**Goal:**
In the listing below, find every line with the string "Override" and pull it out.

--- start ---

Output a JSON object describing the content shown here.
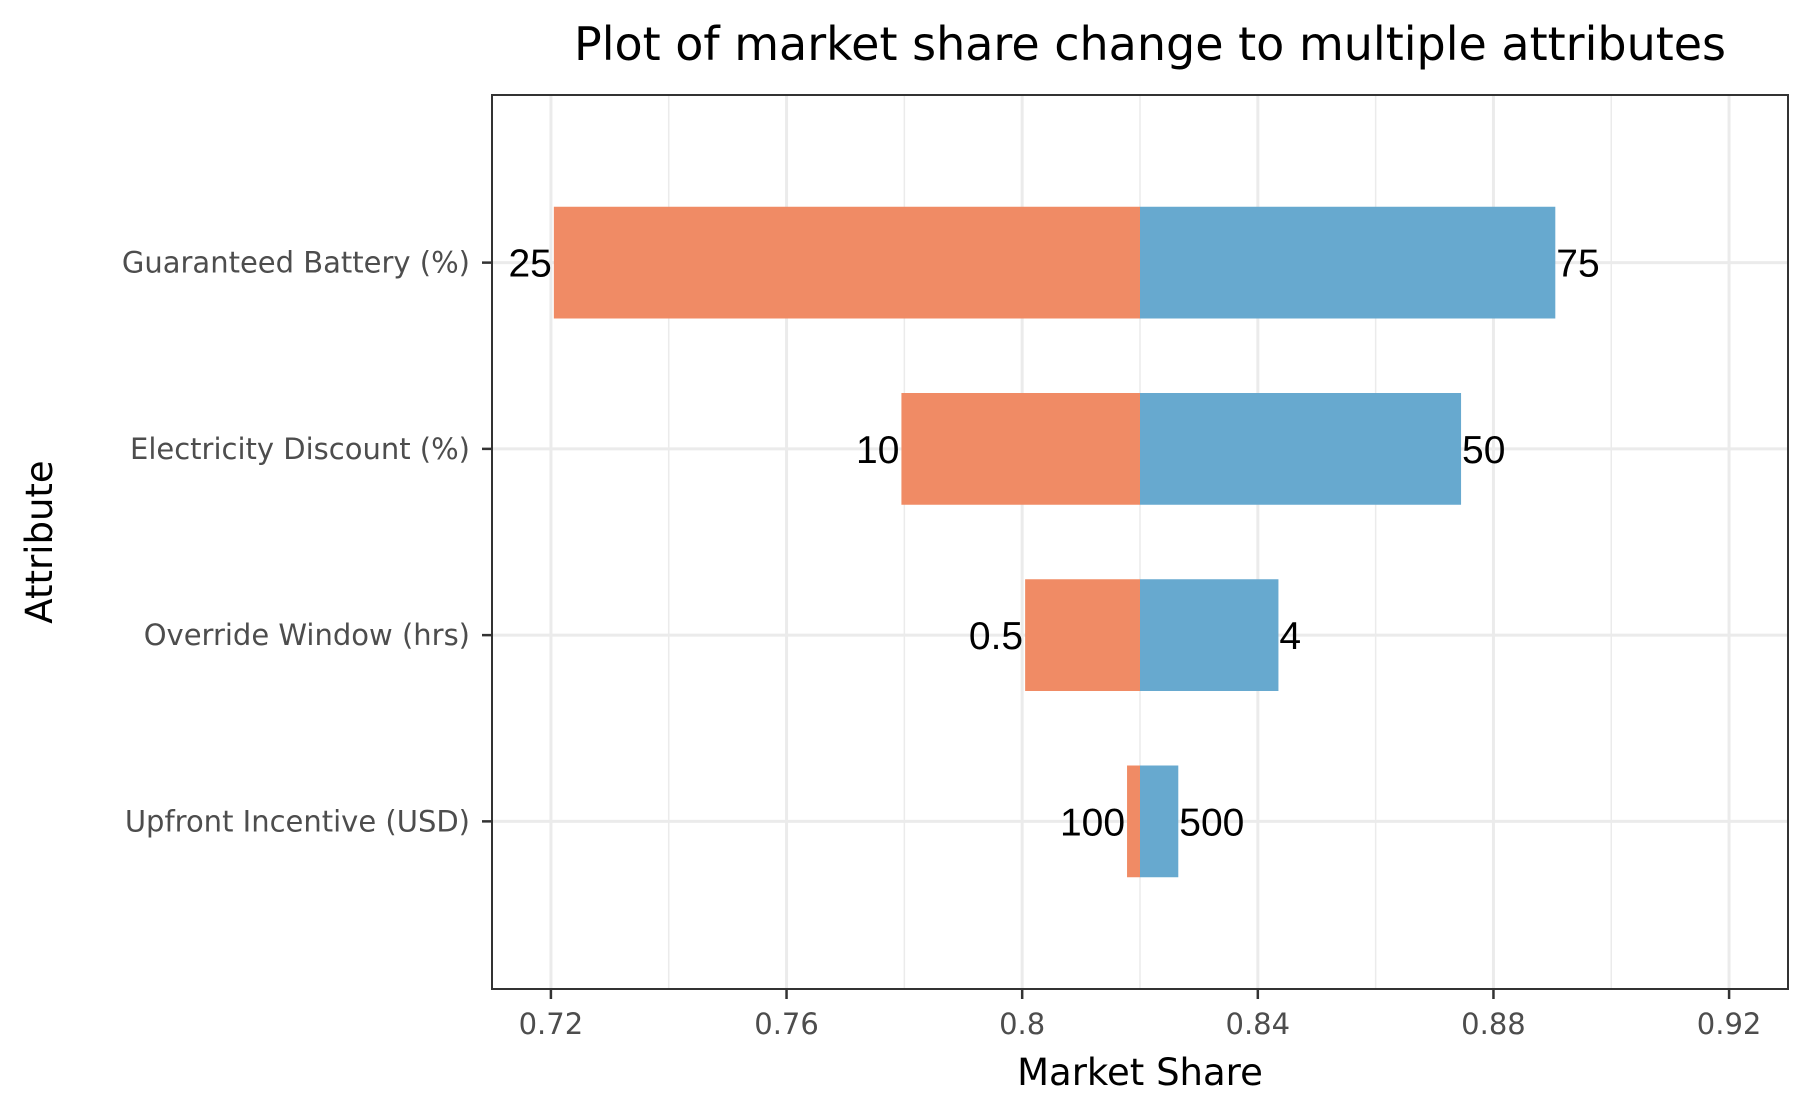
{
  "chart_data": {
    "type": "bar",
    "orientation": "horizontal",
    "title": "Plot of market share change to multiple attributes",
    "xlabel": "Market Share",
    "ylabel": "Attribute",
    "baseline": 0.82,
    "xlim": [
      0.71,
      0.93
    ],
    "xticks": [
      0.72,
      0.76,
      0.8,
      0.84,
      0.88,
      0.92
    ],
    "xtick_labels": [
      "0.72",
      "0.76",
      "0.8",
      "0.84",
      "0.88",
      "0.92"
    ],
    "grid": true,
    "legend": "none",
    "low_color": "#f08b65",
    "high_color": "#67a9cf",
    "categories": [
      "Guaranteed Battery (%)",
      "Electricity Discount (%)",
      "Override Window (hrs)",
      "Upfront Incentive (USD)"
    ],
    "rows": [
      {
        "category": "Guaranteed Battery (%)",
        "low": 0.7205,
        "high": 0.8905,
        "low_label": "25",
        "high_label": "75"
      },
      {
        "category": "Electricity Discount (%)",
        "low": 0.7795,
        "high": 0.8745,
        "low_label": "10",
        "high_label": "50"
      },
      {
        "category": "Override Window (hrs)",
        "low": 0.8005,
        "high": 0.8435,
        "low_label": "0.5",
        "high_label": "4"
      },
      {
        "category": "Upfront Incentive (USD)",
        "low": 0.8178,
        "high": 0.8265,
        "low_label": "100",
        "high_label": "500"
      }
    ]
  }
}
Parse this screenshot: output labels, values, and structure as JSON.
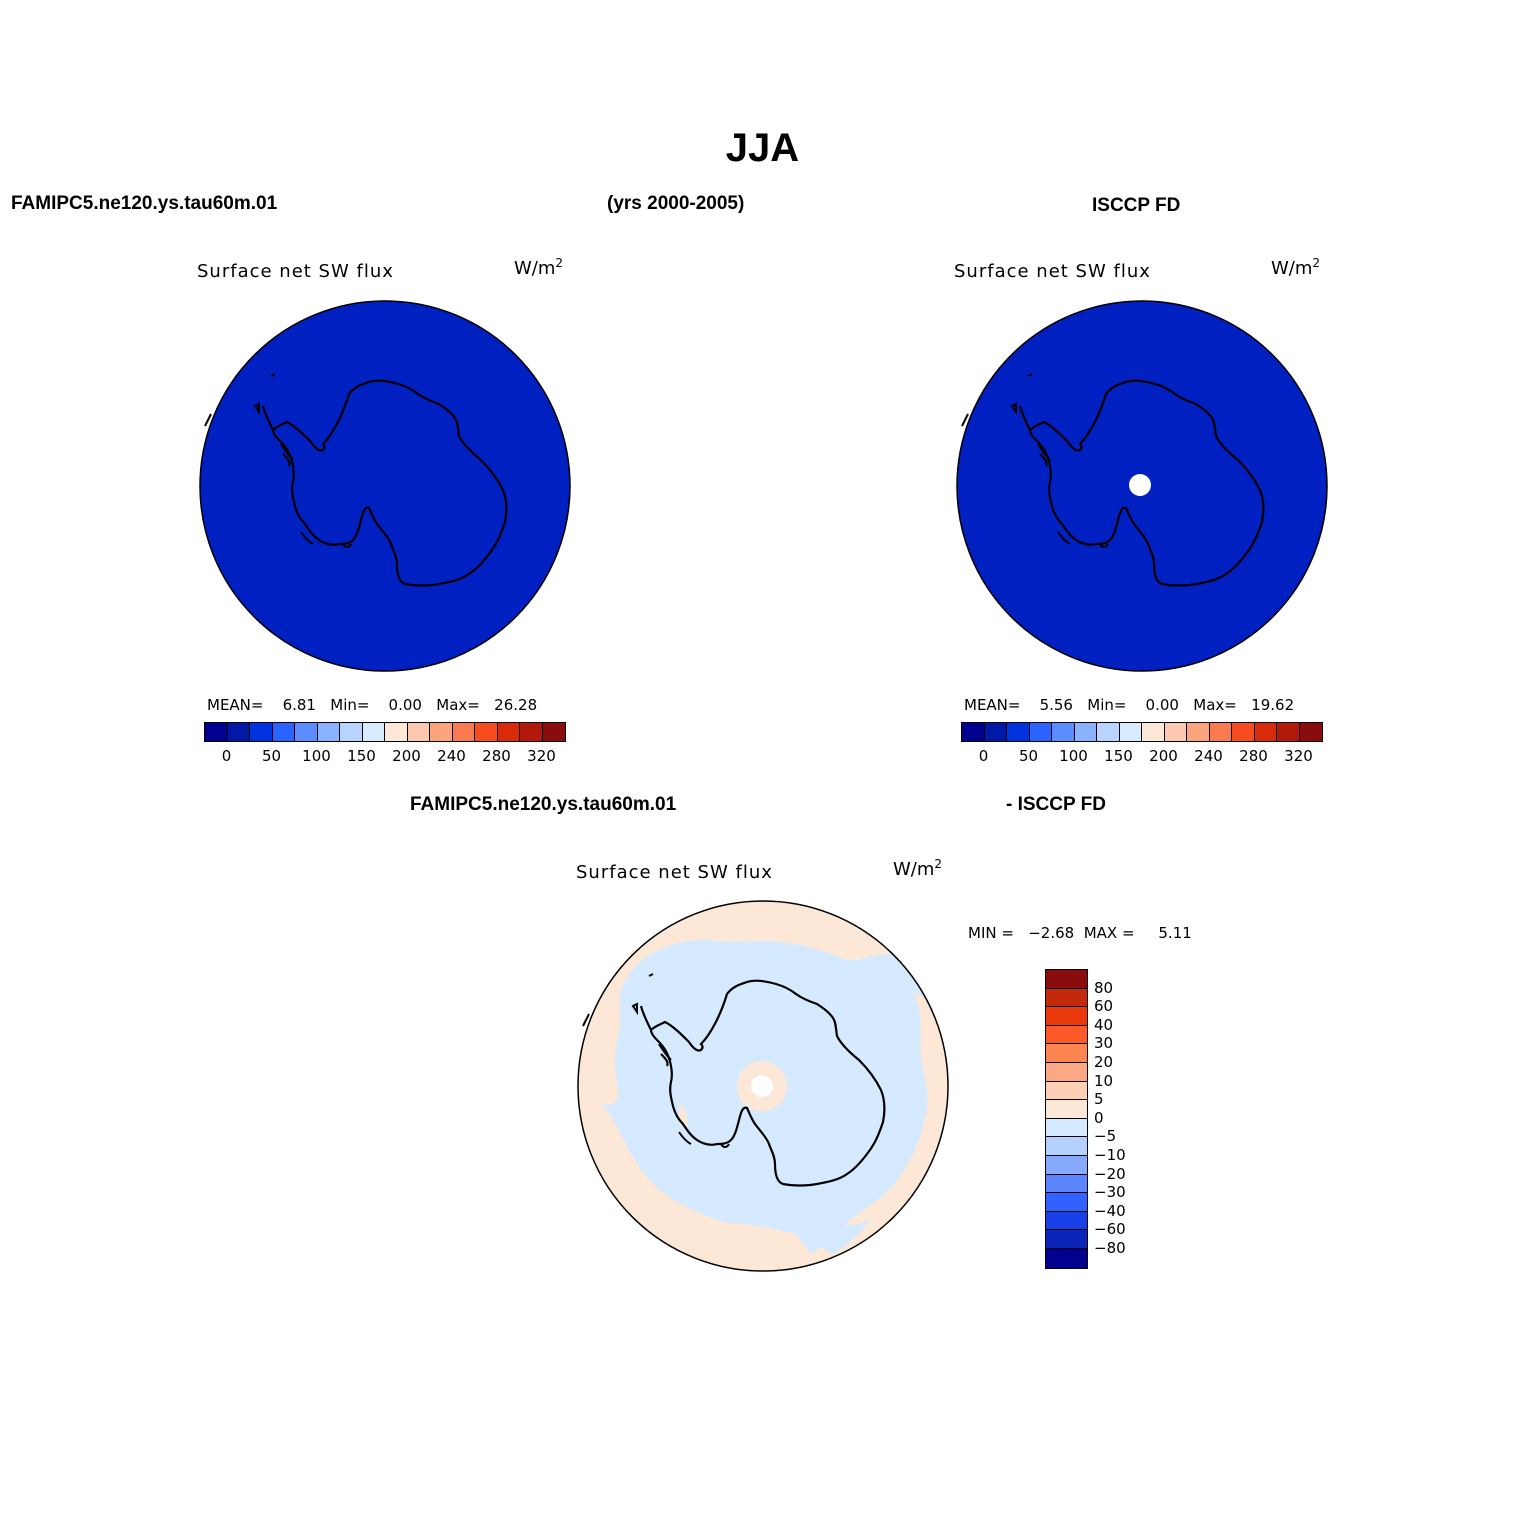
{
  "title": "JJA",
  "header": {
    "case_name": "FAMIPC5.ne120.ys.tau60m.01",
    "years": "(yrs 2000-2005)",
    "obs_name": "ISCCP FD",
    "diff_case": "FAMIPC5.ne120.ys.tau60m.01",
    "diff_obs": "- ISCCP FD"
  },
  "panels": [
    {
      "id": "model",
      "variable": "Surface net SW flux",
      "units_base": "W/m",
      "units_exp": "2",
      "stats": {
        "mean_label": "MEAN=",
        "mean": "6.81",
        "min_label": "Min=",
        "min": "0.00",
        "max_label": "Max=",
        "max": "26.28"
      },
      "fill_color": "#0020c2",
      "polar_hole": false
    },
    {
      "id": "obs",
      "variable": "Surface net SW flux",
      "units_base": "W/m",
      "units_exp": "2",
      "stats": {
        "mean_label": "MEAN=",
        "mean": "5.56",
        "min_label": "Min=",
        "min": "0.00",
        "max_label": "Max=",
        "max": "19.62"
      },
      "fill_color": "#0020c2",
      "polar_hole": true
    },
    {
      "id": "diff",
      "variable": "Surface net SW flux",
      "units_base": "W/m",
      "units_exp": "2",
      "stats_text": "MIN =   −2.68  MAX =     5.11",
      "fill_color": "#d6eaff",
      "positive_color": "#fde7d6",
      "polar_hole": true
    }
  ],
  "colorbar_main": {
    "colors": [
      "#00008f",
      "#0018a6",
      "#0033e0",
      "#2b63ff",
      "#5b8dff",
      "#8ab3ff",
      "#b9d3ff",
      "#d9ecff",
      "#fde7d6",
      "#fcc8b0",
      "#fba47e",
      "#f97a4f",
      "#f74d1e",
      "#d92a0a",
      "#b3190a",
      "#8a0d0d"
    ],
    "labels": [
      "0",
      "50",
      "100",
      "150",
      "200",
      "240",
      "280",
      "320"
    ]
  },
  "colorbar_diff": {
    "colors": [
      "#8a0d0d",
      "#c32a0a",
      "#e8380c",
      "#fb5a28",
      "#fd8550",
      "#fda884",
      "#fdcfb5",
      "#fde8d8",
      "#d6eaff",
      "#b3d0ff",
      "#86aaff",
      "#5a86ff",
      "#2f62ff",
      "#1840e6",
      "#0a24b8",
      "#00008f"
    ],
    "labels": [
      "80",
      "60",
      "40",
      "30",
      "20",
      "10",
      "5",
      "0",
      "−5",
      "−10",
      "−20",
      "−30",
      "−40",
      "−60",
      "−80"
    ]
  }
}
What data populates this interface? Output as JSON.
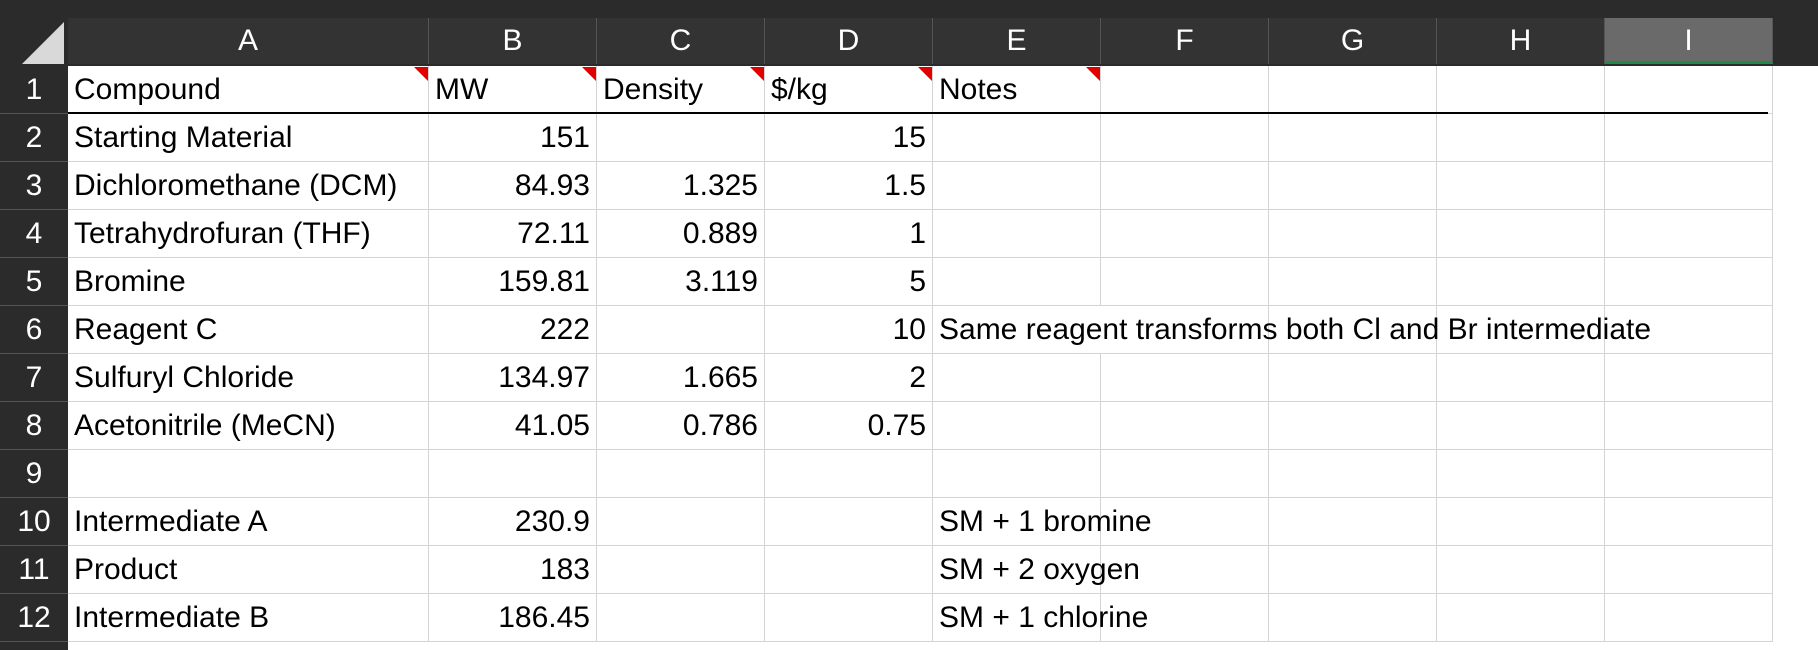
{
  "columns": [
    "A",
    "B",
    "C",
    "D",
    "E",
    "F",
    "G",
    "H",
    "I"
  ],
  "selected_column": "I",
  "rows": [
    "1",
    "2",
    "3",
    "4",
    "5",
    "6",
    "7",
    "8",
    "9",
    "10",
    "11",
    "12"
  ],
  "cells": {
    "A1": "Compound",
    "B1": "MW",
    "C1": "Density",
    "D1": "$/kg",
    "E1": "Notes",
    "A2": "Starting Material",
    "B2": "151",
    "D2": "15",
    "A3": "Dichloromethane (DCM)",
    "B3": "84.93",
    "C3": "1.325",
    "D3": "1.5",
    "A4": "Tetrahydrofuran (THF)",
    "B4": "72.11",
    "C4": "0.889",
    "D4": "1",
    "A5": "Bromine",
    "B5": "159.81",
    "C5": "3.119",
    "D5": "5",
    "A6": "Reagent C",
    "B6": "222",
    "D6": "10",
    "E6": "Same reagent transforms both Cl and Br intermediate",
    "A7": "Sulfuryl Chloride",
    "B7": "134.97",
    "C7": "1.665",
    "D7": "2",
    "A8": "Acetonitrile (MeCN)",
    "B8": "41.05",
    "C8": "0.786",
    "D8": "0.75",
    "A10": "Intermediate A",
    "B10": "230.9",
    "E10": "SM + 1 bromine",
    "A11": "Product",
    "B11": "183",
    "E11": "SM + 2 oxygen",
    "A12": "Intermediate B",
    "B12": "186.45",
    "E12": "SM + 1 chlorine"
  },
  "comment_cells": [
    "A1",
    "B1",
    "C1",
    "D1",
    "E1"
  ],
  "colors": {
    "header_bg": "#2b2b2b",
    "header_text": "#ffffff",
    "selected_header": "#6a6a6a",
    "selection_accent": "#1e8c45",
    "comment_marker": "#e00000",
    "gridline": "#d4d4d4"
  }
}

--- end ---

**Solution for this task:**
      "Override Window (hrs)",
        "category": "Override Window (hrs)",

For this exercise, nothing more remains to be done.